任务目标:
以下三条说法是否与摘录原文相符?请逐条答“是”或“否”,并一字不差地引用原文中的依据。
1. 从剪贴板读取文字时,格式控制应选 win32con.CF_TEXT。
2. 剪贴板打开后必须关闭。
3. 主程序是 Clipboard.py,要从它运行。

--- 摘录原文 ---

论文翻译助手,python3调用剪贴板和谷歌翻译

英语烂,看论文都费劲,谷歌翻译和欧陆词典是我的好朋友。
从pdf里复制段落到谷歌翻译是最常用的操作了。
但是删换行什么的太讨厌。
python写个小工具。

功能:从windows剪切板中读取复制的文字,格式处理,调用谷歌翻译api,返回结果。
环境:win10,Python 3.5.2 |Anaconda 4.2.0 (64-bit)

主程序 Clipboard.py,从这里运行。包括读写剪贴板,格式化处理。
一是注意剪贴板使用中的异常处理,剪贴板打开了必须要关闭,cb.CloseClipboard(),否则会影响复制粘贴使用(如果发现复制粘贴失效了,关闭python即可)
二是注意编码问题。python3里str都是unicode编码,从剪贴板读的时候,格式控制要选win32con.CF_UNICODETEXT,不要用win32con.CF_TEXT。那个出来时bytes类型,转str的时候还会有好多毛病。

# -*- coding: utf-8 -*-
"""
Created on Fri Oct 19 10:48:45 2018

@author: BigFly
"""
import win32clipboard as cb
import win32con
from translate import google_translate

def gettext():
    cb.OpenClipboard()
    try:
        t = cb.GetClipboardData( win32con.CF_UNICODETEXT)
    except TypeError:
        print("There are NO TEXT in clipboard.")
    else :
        return t
    finally:
        cb.CloseClipboard()

def settext(aString):
    cb.OpenClipboard()
    try:
        cb.EmptyClipboard()
        cb.SetClipboardData( win32con.CF_UNICODETEXT, aString)
    except:
        print("Any error in func:settext()")
    cb.CloseClipboard()
    
#删()引用
def deletBracket(source,flags,pad_sym=chr(0)):
    code={"(":1, ")":-1}
    index = [i for i in range(len(source)) if source[i]=="(" or source[i]==")"]
    match,start=0,-1
    for i in index:
        match+= code[ source[i] ]
        if start<0 and match==1:
            start = i
        if match==0:
            concent=source[start: i+1]
            check=sum([concent.find(flag) for flag in flags])+len(flags)
            if check > 0:
                source=source.replace(concent,pad_sym*len(concent),1)
            start=-1
    return source.replace(pad_sym,"")

--- 提取数据 ---

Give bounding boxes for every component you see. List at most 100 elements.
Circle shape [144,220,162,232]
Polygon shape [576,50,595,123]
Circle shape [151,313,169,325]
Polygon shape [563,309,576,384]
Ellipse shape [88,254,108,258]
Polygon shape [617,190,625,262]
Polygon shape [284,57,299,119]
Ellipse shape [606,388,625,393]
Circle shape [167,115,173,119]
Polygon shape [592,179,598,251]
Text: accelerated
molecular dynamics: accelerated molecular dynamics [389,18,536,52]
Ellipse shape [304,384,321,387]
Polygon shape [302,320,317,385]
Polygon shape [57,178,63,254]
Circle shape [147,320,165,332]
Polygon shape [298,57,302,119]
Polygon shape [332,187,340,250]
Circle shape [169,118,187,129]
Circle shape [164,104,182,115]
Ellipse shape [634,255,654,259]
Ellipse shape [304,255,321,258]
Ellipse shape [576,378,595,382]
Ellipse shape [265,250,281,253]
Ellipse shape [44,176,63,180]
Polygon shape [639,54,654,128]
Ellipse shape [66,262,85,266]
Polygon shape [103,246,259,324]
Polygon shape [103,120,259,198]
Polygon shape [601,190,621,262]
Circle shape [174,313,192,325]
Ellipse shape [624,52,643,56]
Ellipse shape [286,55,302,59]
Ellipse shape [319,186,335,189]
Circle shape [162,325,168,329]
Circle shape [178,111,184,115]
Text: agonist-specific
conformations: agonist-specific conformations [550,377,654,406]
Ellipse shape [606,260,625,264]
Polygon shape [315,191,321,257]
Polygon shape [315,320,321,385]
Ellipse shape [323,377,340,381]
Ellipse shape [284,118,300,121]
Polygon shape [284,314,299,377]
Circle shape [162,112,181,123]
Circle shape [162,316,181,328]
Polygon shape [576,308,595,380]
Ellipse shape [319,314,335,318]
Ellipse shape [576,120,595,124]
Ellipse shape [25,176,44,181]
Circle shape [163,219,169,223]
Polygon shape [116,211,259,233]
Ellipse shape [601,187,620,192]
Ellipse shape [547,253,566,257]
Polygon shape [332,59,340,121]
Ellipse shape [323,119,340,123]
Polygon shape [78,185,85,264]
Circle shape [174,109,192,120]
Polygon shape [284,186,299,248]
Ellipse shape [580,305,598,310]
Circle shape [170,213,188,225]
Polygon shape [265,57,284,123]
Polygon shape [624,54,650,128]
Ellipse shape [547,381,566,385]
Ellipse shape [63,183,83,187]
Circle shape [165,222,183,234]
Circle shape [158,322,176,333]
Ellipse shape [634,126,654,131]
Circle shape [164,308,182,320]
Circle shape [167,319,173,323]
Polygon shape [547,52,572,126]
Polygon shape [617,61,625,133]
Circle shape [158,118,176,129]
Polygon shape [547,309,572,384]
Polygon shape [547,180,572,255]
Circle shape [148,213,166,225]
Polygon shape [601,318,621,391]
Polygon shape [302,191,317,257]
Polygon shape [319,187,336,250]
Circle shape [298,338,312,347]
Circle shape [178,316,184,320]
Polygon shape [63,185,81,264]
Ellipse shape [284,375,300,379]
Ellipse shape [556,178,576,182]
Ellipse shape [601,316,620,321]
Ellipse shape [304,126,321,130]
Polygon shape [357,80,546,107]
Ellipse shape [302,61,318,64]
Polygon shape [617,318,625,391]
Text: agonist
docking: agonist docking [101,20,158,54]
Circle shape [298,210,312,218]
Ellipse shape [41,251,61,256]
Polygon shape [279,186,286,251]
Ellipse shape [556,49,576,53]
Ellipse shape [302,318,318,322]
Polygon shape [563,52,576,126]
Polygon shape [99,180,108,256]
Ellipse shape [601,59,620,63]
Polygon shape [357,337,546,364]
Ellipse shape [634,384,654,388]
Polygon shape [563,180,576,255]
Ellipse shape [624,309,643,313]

---

本题结果:
1. 否:“格式控制要选win32con.CF_UNICODETEXT,不要用win32con.CF_TEXT”
2. 是:“剪贴板打开了必须要关闭”
3. 是:“主程序 Clipboard.py,从这里运行”